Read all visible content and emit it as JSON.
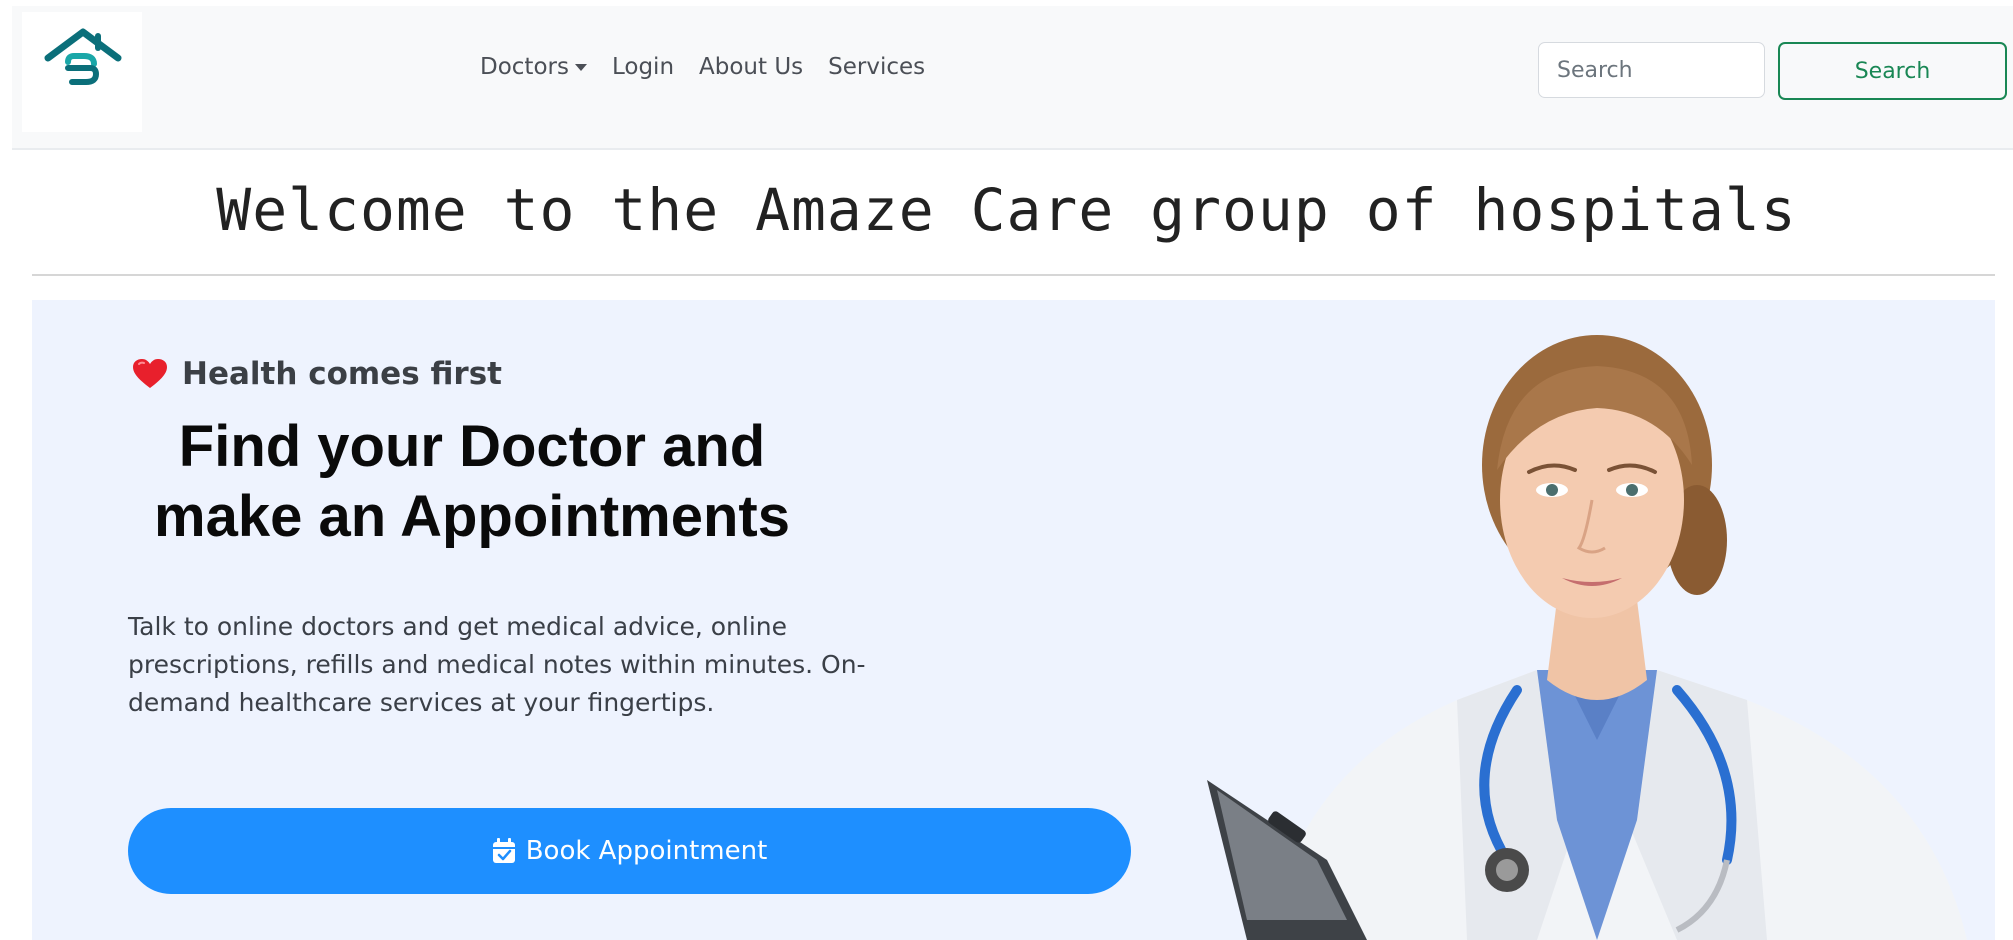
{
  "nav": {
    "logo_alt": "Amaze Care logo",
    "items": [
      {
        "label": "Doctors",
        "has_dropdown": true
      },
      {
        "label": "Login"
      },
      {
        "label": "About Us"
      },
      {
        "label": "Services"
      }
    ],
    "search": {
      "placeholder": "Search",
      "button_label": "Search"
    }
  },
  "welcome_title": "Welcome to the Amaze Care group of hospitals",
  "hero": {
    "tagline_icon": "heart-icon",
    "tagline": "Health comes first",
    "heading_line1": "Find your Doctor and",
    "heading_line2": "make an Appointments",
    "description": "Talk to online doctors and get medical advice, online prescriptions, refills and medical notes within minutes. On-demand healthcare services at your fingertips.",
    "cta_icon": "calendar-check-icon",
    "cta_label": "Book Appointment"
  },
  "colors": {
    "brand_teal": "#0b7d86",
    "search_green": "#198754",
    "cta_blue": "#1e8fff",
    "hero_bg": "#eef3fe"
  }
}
------------------------------------------------
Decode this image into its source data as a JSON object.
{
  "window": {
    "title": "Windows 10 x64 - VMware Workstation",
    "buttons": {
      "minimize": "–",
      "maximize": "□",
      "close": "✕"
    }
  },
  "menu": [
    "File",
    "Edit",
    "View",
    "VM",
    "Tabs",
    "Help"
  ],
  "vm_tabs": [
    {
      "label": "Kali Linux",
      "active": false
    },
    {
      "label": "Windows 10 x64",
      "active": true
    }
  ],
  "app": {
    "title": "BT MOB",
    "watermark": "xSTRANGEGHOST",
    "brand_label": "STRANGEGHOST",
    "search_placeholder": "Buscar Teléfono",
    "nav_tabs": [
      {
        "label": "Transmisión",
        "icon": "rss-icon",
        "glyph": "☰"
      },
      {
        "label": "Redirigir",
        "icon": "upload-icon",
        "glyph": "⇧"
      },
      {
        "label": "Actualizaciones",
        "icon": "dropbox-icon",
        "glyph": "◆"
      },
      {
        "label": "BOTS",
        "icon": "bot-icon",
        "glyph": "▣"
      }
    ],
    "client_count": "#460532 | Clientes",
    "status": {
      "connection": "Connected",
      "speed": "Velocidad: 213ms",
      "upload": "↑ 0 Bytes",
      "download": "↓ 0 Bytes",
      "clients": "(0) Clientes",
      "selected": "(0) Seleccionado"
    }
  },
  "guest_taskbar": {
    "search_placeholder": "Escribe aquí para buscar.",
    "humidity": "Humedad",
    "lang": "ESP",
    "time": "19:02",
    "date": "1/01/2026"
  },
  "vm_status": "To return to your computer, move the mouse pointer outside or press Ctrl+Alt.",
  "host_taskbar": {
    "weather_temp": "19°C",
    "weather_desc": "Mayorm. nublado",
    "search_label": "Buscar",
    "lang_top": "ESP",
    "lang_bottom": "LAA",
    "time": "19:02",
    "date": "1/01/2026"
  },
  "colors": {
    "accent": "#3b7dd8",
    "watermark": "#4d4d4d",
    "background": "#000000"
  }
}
------------------------------------------------
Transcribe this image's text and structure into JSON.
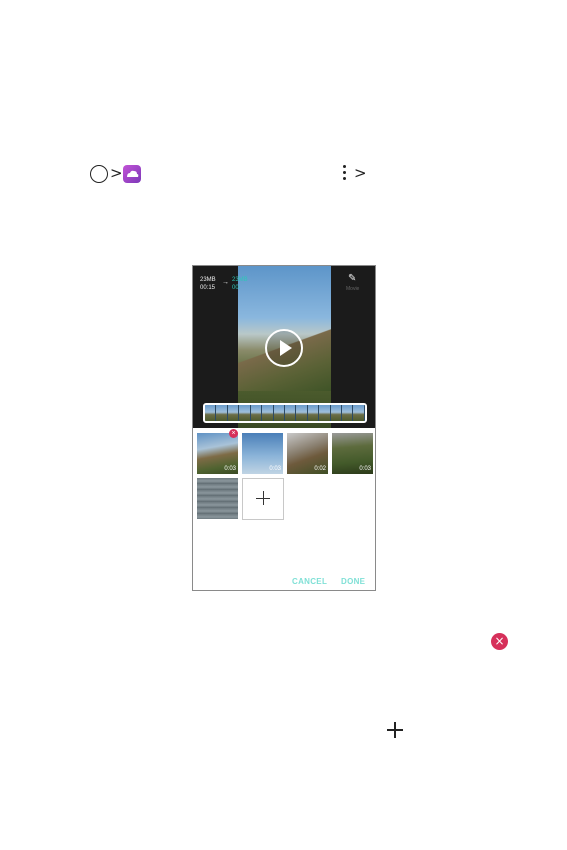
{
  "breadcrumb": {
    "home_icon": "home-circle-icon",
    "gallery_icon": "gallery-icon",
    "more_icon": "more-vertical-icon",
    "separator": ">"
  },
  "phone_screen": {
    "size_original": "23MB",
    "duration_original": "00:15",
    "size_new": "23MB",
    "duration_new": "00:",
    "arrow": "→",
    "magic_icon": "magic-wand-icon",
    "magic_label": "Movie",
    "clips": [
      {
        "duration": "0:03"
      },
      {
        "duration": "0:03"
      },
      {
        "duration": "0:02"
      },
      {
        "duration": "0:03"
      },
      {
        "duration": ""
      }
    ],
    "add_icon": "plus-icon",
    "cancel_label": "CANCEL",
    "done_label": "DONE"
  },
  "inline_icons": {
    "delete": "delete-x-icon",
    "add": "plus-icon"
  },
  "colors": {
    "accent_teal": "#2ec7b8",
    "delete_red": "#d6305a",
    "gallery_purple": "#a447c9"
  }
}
------------------------------------------------
### TASK BRIEF
Check each line of the records for the word "watermark", and show the lines that contain it.

### FULL ANSWER
    "watermark": "xSTRANGEGHOST",
    "watermark": "#4d4d4d",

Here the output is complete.